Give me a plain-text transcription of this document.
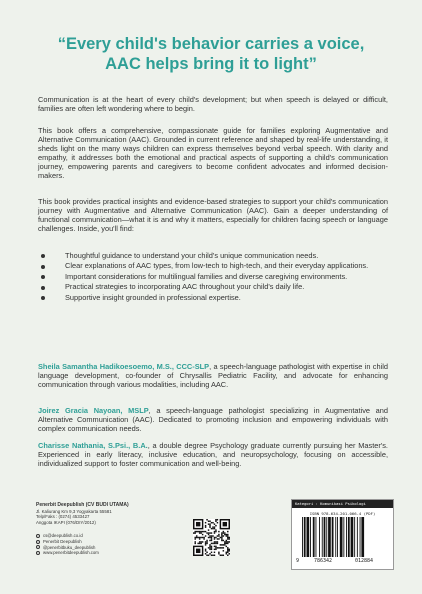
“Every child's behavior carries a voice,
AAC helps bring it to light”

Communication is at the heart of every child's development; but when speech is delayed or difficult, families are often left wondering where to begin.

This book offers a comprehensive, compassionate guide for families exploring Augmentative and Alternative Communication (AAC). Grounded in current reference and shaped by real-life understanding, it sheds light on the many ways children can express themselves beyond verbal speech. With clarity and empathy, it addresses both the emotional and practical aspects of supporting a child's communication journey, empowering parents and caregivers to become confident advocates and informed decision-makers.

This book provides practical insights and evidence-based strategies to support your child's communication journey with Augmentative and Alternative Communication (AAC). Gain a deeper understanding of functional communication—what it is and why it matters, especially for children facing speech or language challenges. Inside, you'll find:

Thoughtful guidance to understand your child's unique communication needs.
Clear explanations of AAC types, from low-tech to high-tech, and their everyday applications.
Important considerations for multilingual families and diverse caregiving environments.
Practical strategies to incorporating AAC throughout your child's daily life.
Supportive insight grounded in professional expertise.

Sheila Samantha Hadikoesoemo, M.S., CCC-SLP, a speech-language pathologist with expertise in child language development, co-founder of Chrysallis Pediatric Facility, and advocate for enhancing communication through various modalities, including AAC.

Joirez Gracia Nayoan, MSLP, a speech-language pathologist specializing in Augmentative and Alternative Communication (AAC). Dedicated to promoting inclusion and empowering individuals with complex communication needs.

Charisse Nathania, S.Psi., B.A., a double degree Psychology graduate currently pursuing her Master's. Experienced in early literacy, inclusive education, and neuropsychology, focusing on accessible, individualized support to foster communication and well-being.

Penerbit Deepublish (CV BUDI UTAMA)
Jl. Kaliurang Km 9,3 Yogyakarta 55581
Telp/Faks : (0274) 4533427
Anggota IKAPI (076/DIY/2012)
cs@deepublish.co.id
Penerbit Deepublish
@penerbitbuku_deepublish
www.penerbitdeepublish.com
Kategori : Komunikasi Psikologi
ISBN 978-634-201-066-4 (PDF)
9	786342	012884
※ ※ ※
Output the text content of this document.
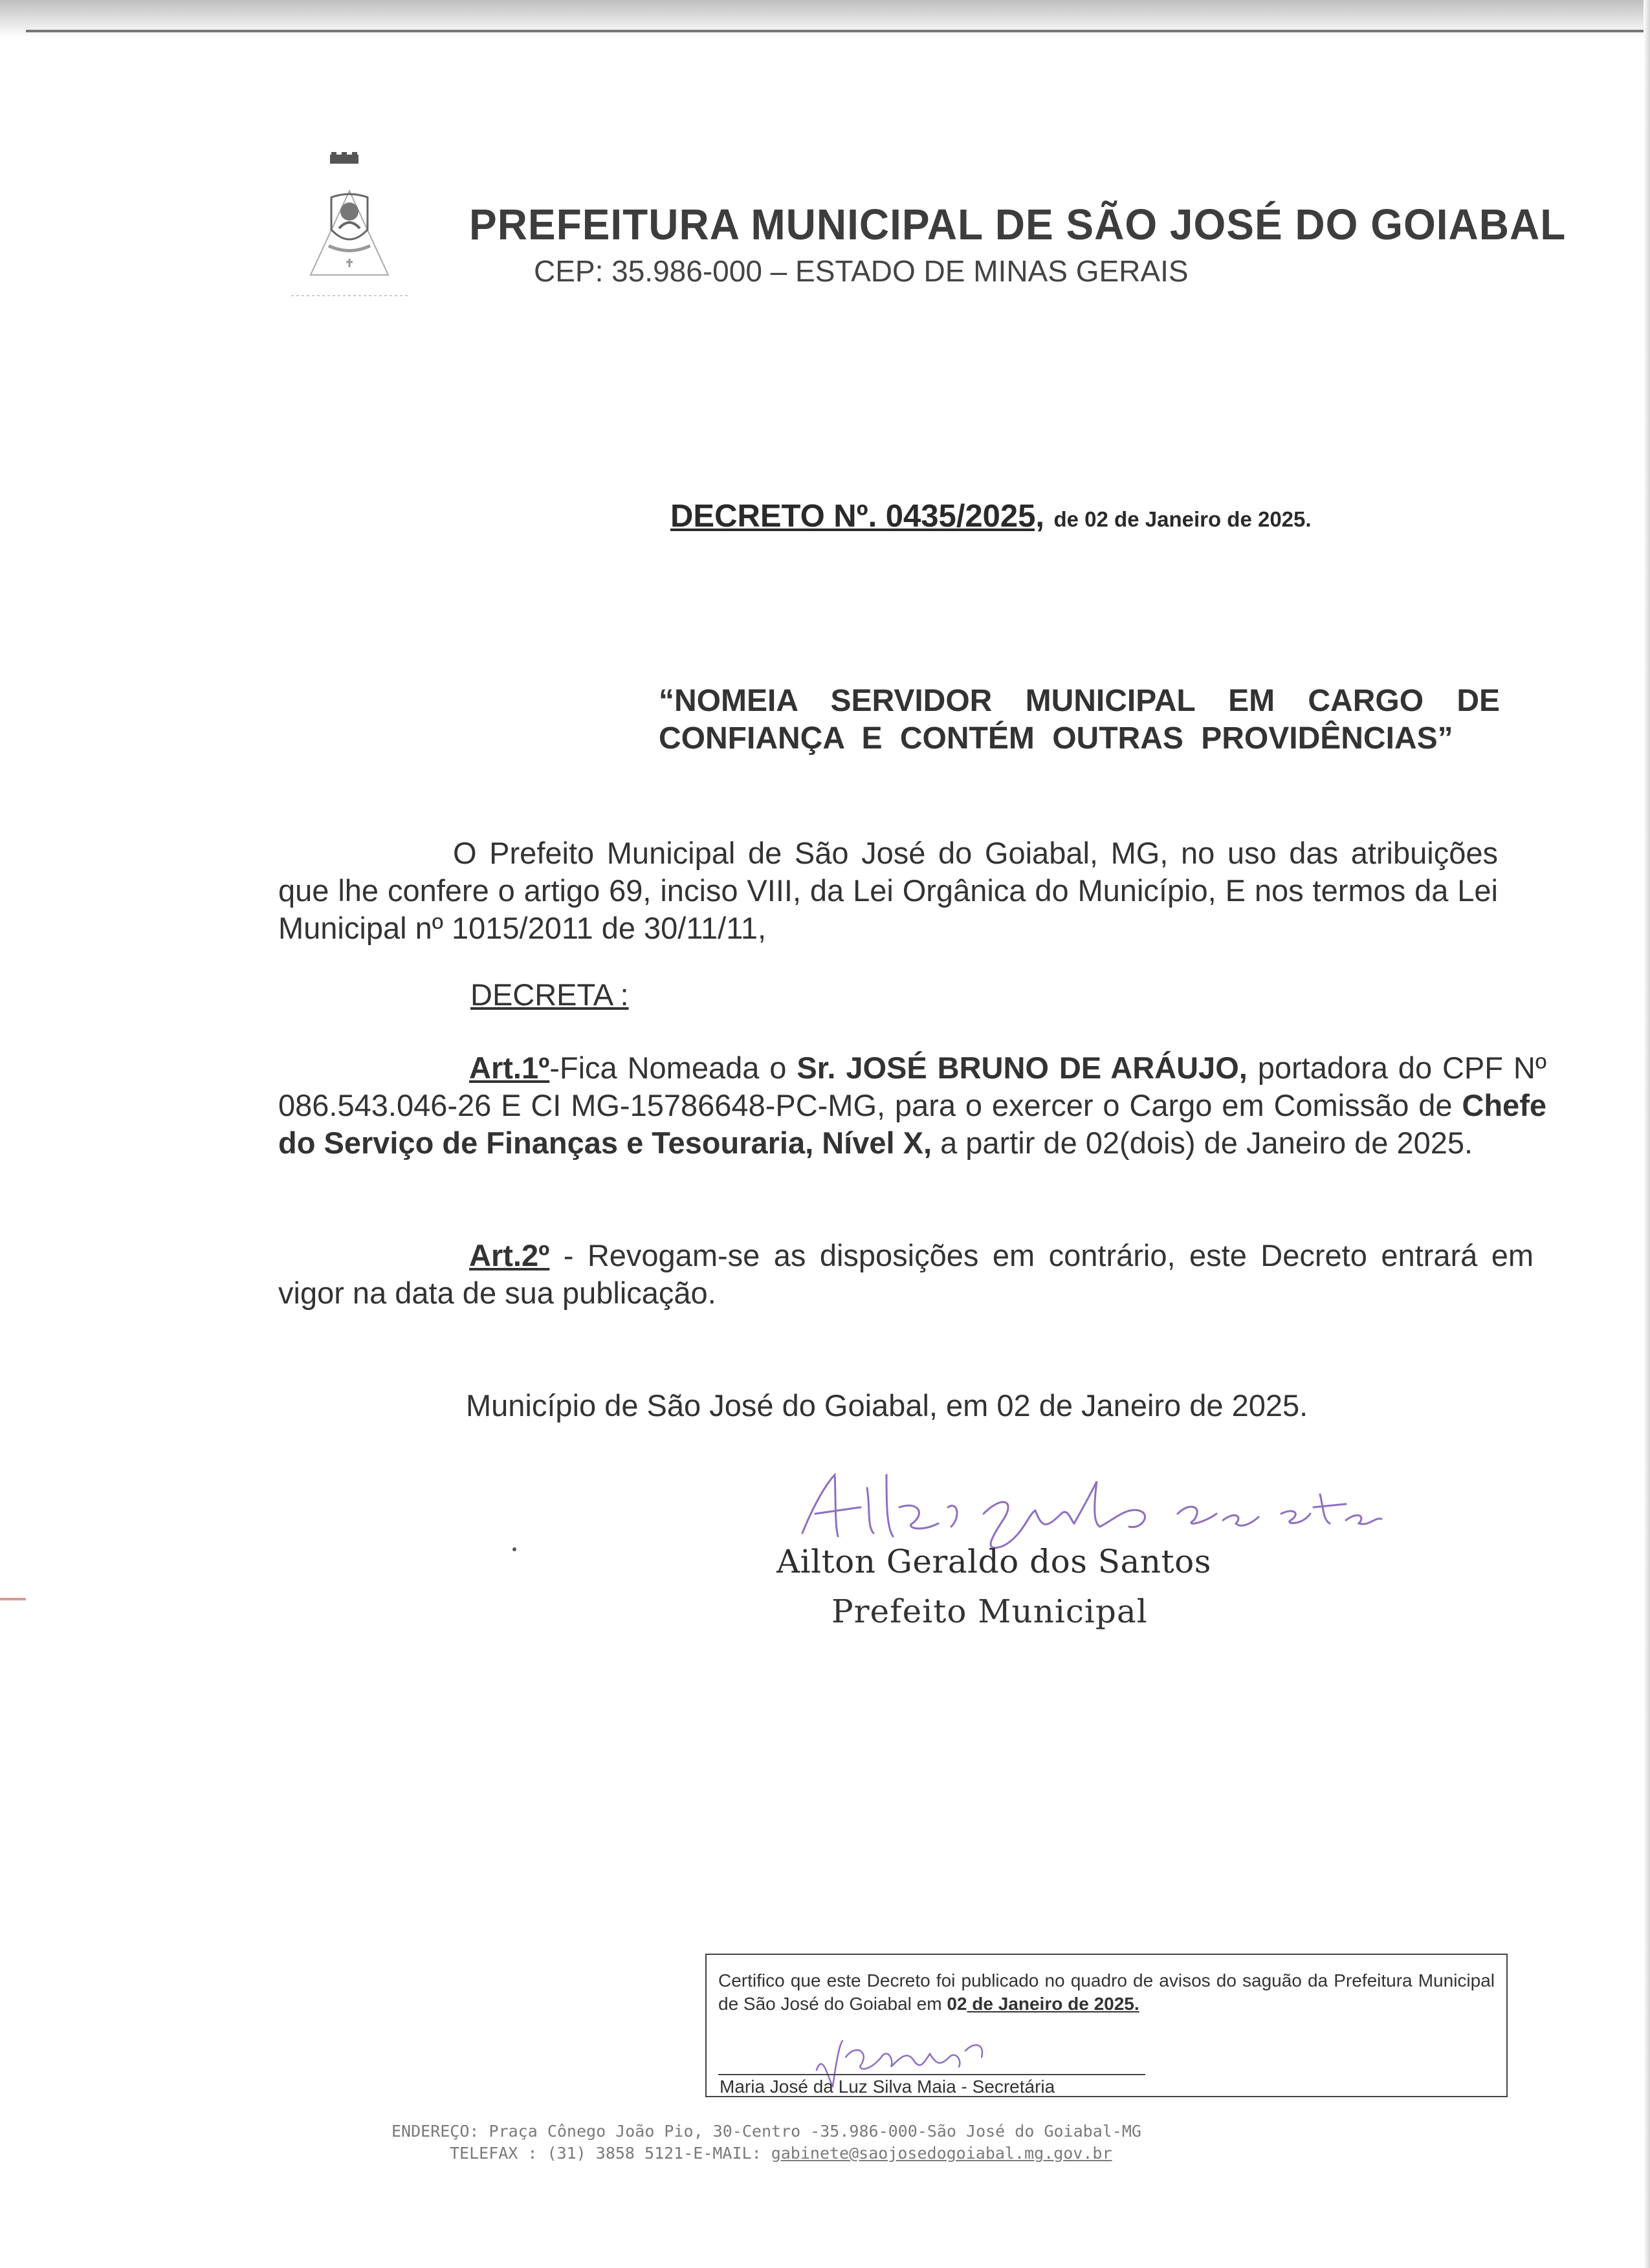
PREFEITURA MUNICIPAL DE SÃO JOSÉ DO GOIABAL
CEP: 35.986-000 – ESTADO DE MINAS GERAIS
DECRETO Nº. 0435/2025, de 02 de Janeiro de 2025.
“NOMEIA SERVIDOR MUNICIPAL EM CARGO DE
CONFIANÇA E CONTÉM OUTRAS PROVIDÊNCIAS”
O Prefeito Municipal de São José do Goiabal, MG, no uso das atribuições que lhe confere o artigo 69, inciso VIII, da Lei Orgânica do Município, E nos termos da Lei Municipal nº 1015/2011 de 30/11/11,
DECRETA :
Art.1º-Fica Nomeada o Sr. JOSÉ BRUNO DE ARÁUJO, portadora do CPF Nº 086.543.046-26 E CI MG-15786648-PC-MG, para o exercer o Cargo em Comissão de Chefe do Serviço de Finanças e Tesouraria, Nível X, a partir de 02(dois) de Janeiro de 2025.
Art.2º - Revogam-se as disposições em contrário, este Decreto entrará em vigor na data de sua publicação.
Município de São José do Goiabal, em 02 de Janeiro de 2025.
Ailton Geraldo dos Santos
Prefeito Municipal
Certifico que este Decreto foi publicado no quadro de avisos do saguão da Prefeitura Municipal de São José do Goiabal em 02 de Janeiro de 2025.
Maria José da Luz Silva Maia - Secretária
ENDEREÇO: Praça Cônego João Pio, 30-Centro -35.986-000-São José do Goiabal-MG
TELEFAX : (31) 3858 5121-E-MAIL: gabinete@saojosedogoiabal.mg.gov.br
※ ※ ※
→ Stated problem
Copy out all lines from the material above that contain the string "light".

→ Reply
AAC helps bring it to light”
This book offers a comprehensive, compassionate guide for families exploring Augmentative and Alternative Communication (AAC). Grounded in current reference and shaped by real-life understanding, it sheds light on the many ways children can express themselves beyond verbal speech. With clarity and empathy, it addresses both the emotional and practical aspects of supporting a child's communication journey, empowering parents and caregivers to become confident advocates and informed decision-makers.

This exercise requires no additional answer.